* Dataset rows *
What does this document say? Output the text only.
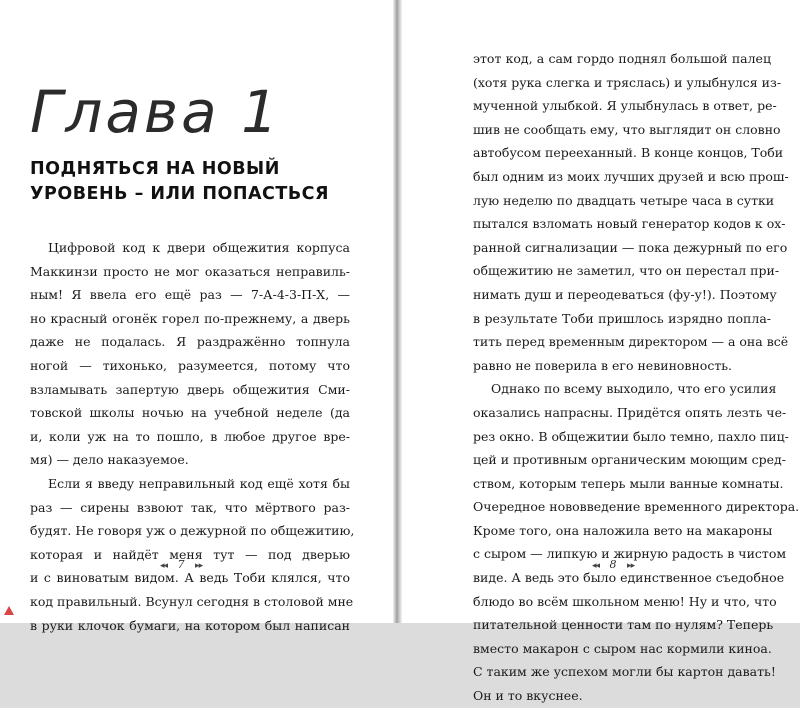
Глава 1
ПОДНЯТЬСЯ НА НОВЫЙ
УРОВЕНЬ – ИЛИ ПОПАСТЬСЯ
Цифровой код к двери общежития корпуса
Маккинзи просто не мог оказаться неправиль-
ным! Я ввела его ещё раз — 7-А-4-3-П-Х, —
но красный огонёк горел по-прежнему, а дверь
даже не подалась. Я раздражённо топнула
ногой — тихонько, разумеется, потому что
взламывать запертую дверь общежития Сми-
товской школы ночью на учебной неделе (да
и, коли уж на то пошло, в любое другое вре-
мя) — дело наказуемое.
Если я введу неправильный код ещё хотя бы
раз — сирены взвоют так, что мёртвого раз-
будят. Не говоря уж о дежурной по общежитию,
которая и найдёт меня тут — под дверью
и с виноватым видом. А ведь Тоби клялся, что
код правильный. Всунул сегодня в столовой мне
в руки клочок бумаги, на котором был написан
◂◂ 7 ▸▸
этот код, а сам гордо поднял большой палец
(хотя рука слегка и тряслась) и улыбнулся из-
мученной улыбкой. Я улыбнулась в ответ, ре-
шив не сообщать ему, что выглядит он словно
автобусом перееханный. В конце концов, Тоби
был одним из моих лучших друзей и всю прош-
лую неделю по двадцать четыре часа в сутки
пытался взломать новый генератор кодов к ох-
ранной сигнализации — пока дежурный по его
общежитию не заметил, что он перестал при-
нимать душ и переодеваться (фу-у!). Поэтому
в результате Тоби пришлось изрядно попла-
тить перед временным директором — а она всё
равно не поверила в его невиновность.
Однако по всему выходило, что его усилия
оказались напрасны. Придётся опять лезть че-
рез окно. В общежитии было темно, пахло пиц-
цей и противным органическим моющим сред-
ством, которым теперь мыли ванные комнаты.
Очередное нововведение временного директора.
Кроме того, она наложила вето на макароны
с сыром — липкую и жирную радость в чистом
виде. А ведь это было единственное съедобное
блюдо во всём школьном меню! Ну и что, что
питательной ценности там по нулям? Теперь
вместо макарон с сыром нас кормили киноа.
С таким же успехом могли бы картон давать!
Он и то вкуснее.
◂◂ 8 ▸▸
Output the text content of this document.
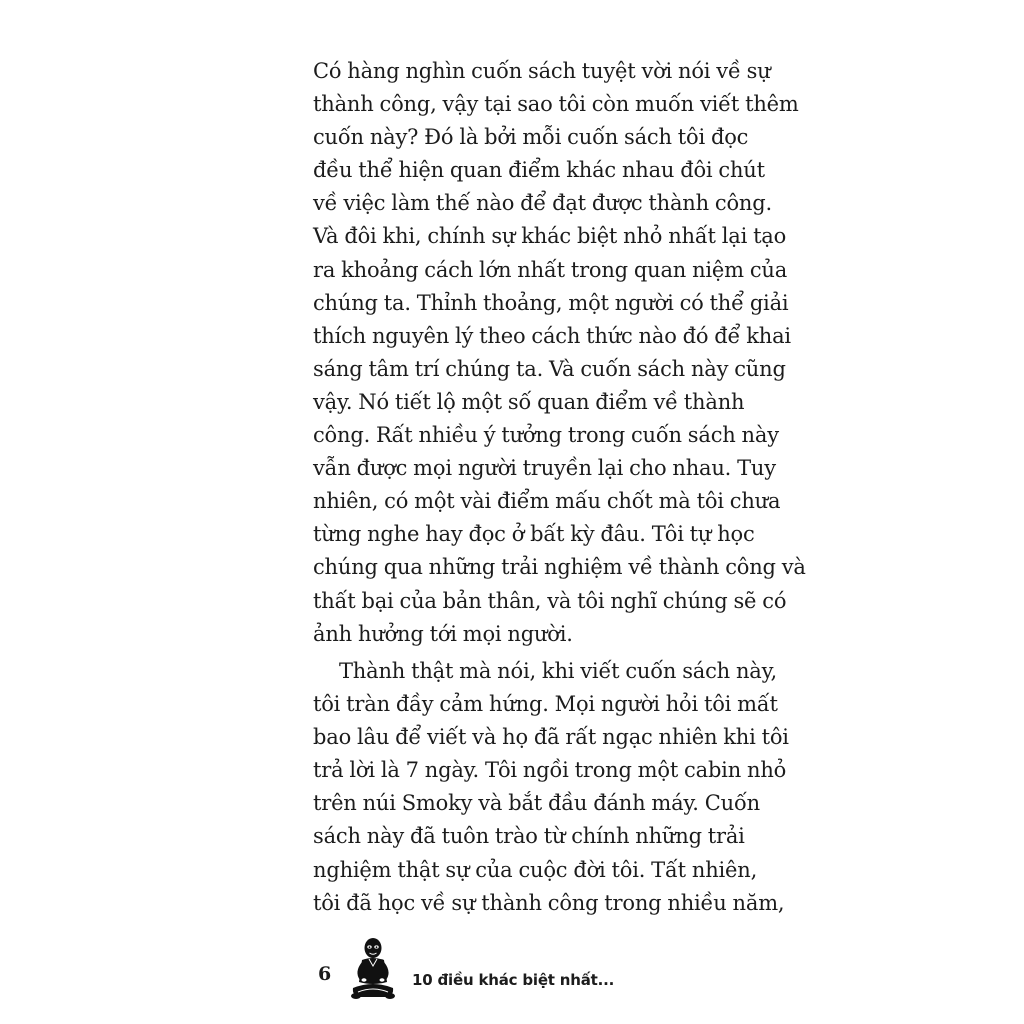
Có hàng nghìn cuốn sách tuyệt vời nói về sự
thành công, vậy tại sao tôi còn muốn viết thêm
cuốn này? Đó là bởi mỗi cuốn sách tôi đọc
đều thể hiện quan điểm khác nhau đôi chút
về việc làm thế nào để đạt được thành công.
Và đôi khi, chính sự khác biệt nhỏ nhất lại tạo
ra khoảng cách lớn nhất trong quan niệm của
chúng ta. Thỉnh thoảng, một người có thể giải
thích nguyên lý theo cách thức nào đó để khai
sáng tâm trí chúng ta. Và cuốn sách này cũng
vậy. Nó tiết lộ một số quan điểm về thành
công. Rất nhiều ý tưởng trong cuốn sách này
vẫn được mọi người truyền lại cho nhau. Tuy
nhiên, có một vài điểm mấu chốt mà tôi chưa
từng nghe hay đọc ở bất kỳ đâu. Tôi tự học
chúng qua những trải nghiệm về thành công và
thất bại của bản thân, và tôi nghĩ chúng sẽ có
ảnh hưởng tới mọi người.
Thành thật mà nói, khi viết cuốn sách này,
tôi tràn đầy cảm hứng. Mọi người hỏi tôi mất
bao lâu để viết và họ đã rất ngạc nhiên khi tôi
trả lời là 7 ngày. Tôi ngồi trong một cabin nhỏ
trên núi Smoky và bắt đầu đánh máy. Cuốn
sách này đã tuôn trào từ chính những trải
nghiệm thật sự của cuộc đời tôi. Tất nhiên,
tôi đã học về sự thành công trong nhiều năm,
6	10 điều khác biệt nhất...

* To do *
Set down every entry word for word, but omit the pictures.

* Result *
What does this document say? Output the text only.
Глава 1
ПОДНЯТЬСЯ НА НОВЫЙ
УРОВЕНЬ – ИЛИ ПОПАСТЬСЯ
Цифровой код к двери общежития корпуса
Маккинзи просто не мог оказаться неправиль-
ным! Я ввела его ещё раз — 7-А-4-3-П-Х, —
но красный огонёк горел по-прежнему, а дверь
даже не подалась. Я раздражённо топнула
ногой — тихонько, разумеется, потому что
взламывать запертую дверь общежития Сми-
товской школы ночью на учебной неделе (да
и, коли уж на то пошло, в любое другое вре-
мя) — дело наказуемое.
Если я введу неправильный код ещё хотя бы
раз — сирены взвоют так, что мёртвого раз-
будят. Не говоря уж о дежурной по общежитию,
которая и найдёт меня тут — под дверью
и с виноватым видом. А ведь Тоби клялся, что
код правильный. Всунул сегодня в столовой мне
в руки клочок бумаги, на котором был написан
◂◂ 7 ▸▸
этот код, а сам гордо поднял большой палец
(хотя рука слегка и тряслась) и улыбнулся из-
мученной улыбкой. Я улыбнулась в ответ, ре-
шив не сообщать ему, что выглядит он словно
автобусом перееханный. В конце концов, Тоби
был одним из моих лучших друзей и всю прош-
лую неделю по двадцать четыре часа в сутки
пытался взломать новый генератор кодов к ох-
ранной сигнализации — пока дежурный по его
общежитию не заметил, что он перестал при-
нимать душ и переодеваться (фу-у!). Поэтому
в результате Тоби пришлось изрядно попла-
тить перед временным директором — а она всё
равно не поверила в его невиновность.
Однако по всему выходило, что его усилия
оказались напрасны. Придётся опять лезть че-
рез окно. В общежитии было темно, пахло пиц-
цей и противным органическим моющим сред-
ством, которым теперь мыли ванные комнаты.
Очередное нововведение временного директора.
Кроме того, она наложила вето на макароны
с сыром — липкую и жирную радость в чистом
виде. А ведь это было единственное съедобное
блюдо во всём школьном меню! Ну и что, что
питательной ценности там по нулям? Теперь
вместо макарон с сыром нас кормили киноа.
С таким же успехом могли бы картон давать!
Он и то вкуснее.
◂◂ 8 ▸▸
Output the text content of this document.
Có hàng nghìn cuốn sách tuyệt vời nói về sự
thành công, vậy tại sao tôi còn muốn viết thêm
cuốn này? Đó là bởi mỗi cuốn sách tôi đọc
đều thể hiện quan điểm khác nhau đôi chút
về việc làm thế nào để đạt được thành công.
Và đôi khi, chính sự khác biệt nhỏ nhất lại tạo
ra khoảng cách lớn nhất trong quan niệm của
chúng ta. Thỉnh thoảng, một người có thể giải
thích nguyên lý theo cách thức nào đó để khai
sáng tâm trí chúng ta. Và cuốn sách này cũng
vậy. Nó tiết lộ một số quan điểm về thành
công. Rất nhiều ý tưởng trong cuốn sách này
vẫn được mọi người truyền lại cho nhau. Tuy
nhiên, có một vài điểm mấu chốt mà tôi chưa
từng nghe hay đọc ở bất kỳ đâu. Tôi tự học
chúng qua những trải nghiệm về thành công và
thất bại của bản thân, và tôi nghĩ chúng sẽ có
ảnh hưởng tới mọi người.
Thành thật mà nói, khi viết cuốn sách này,
tôi tràn đầy cảm hứng. Mọi người hỏi tôi mất
bao lâu để viết và họ đã rất ngạc nhiên khi tôi
trả lời là 7 ngày. Tôi ngồi trong một cabin nhỏ
trên núi Smoky và bắt đầu đánh máy. Cuốn
sách này đã tuôn trào từ chính những trải
nghiệm thật sự của cuộc đời tôi. Tất nhiên,
tôi đã học về sự thành công trong nhiều năm,
6	10 điều khác biệt nhất...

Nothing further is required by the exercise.